--- Start Dataset extract ---
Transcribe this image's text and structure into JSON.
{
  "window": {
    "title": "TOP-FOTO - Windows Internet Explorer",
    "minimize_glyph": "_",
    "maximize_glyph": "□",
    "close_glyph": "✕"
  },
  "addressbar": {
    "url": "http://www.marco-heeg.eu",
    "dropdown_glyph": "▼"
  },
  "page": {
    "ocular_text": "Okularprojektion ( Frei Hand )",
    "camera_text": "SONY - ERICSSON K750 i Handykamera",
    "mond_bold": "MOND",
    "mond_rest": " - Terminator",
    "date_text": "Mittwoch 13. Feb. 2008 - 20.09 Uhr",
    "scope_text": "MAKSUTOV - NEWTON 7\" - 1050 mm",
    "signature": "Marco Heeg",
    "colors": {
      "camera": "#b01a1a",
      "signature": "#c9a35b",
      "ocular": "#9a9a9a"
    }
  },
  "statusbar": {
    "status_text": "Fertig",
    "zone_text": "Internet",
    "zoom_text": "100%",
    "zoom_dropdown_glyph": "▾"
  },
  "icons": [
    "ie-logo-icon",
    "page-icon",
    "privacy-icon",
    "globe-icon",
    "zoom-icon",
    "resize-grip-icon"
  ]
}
--- End Dataset extract ---
**Your task**
Quote each line of the listing above exactly.

**Reply to the exercise**
Transcribe this image's text and structure into JSON.
{
  "window": {
    "title": "TOP-FOTO - Windows Internet Explorer",
    "minimize_glyph": "_",
    "maximize_glyph": "□",
    "close_glyph": "✕"
  },
  "addressbar": {
    "url": "http://www.marco-heeg.eu",
    "dropdown_glyph": "▼"
  },
  "page": {
    "ocular_text": "Okularprojektion ( Frei Hand )",
    "camera_text": "SONY - ERICSSON K750 i Handykamera",
    "mond_bold": "MOND",
    "mond_rest": " - Terminator",
    "date_text": "Mittwoch 13. Feb. 2008 - 20.09 Uhr",
    "scope_text": "MAKSUTOV - NEWTON 7\" - 1050 mm",
    "signature": "Marco Heeg",
    "colors": {
      "camera": "#b01a1a",
      "signature": "#c9a35b",
      "ocular": "#9a9a9a"
    }
  },
  "statusbar": {
    "status_text": "Fertig",
    "zone_text": "Internet",
    "zoom_text": "100%",
    "zoom_dropdown_glyph": "▾"
  },
  "icons": [
    "ie-logo-icon",
    "page-icon",
    "privacy-icon",
    "globe-icon",
    "zoom-icon",
    "resize-grip-icon"
  ]
}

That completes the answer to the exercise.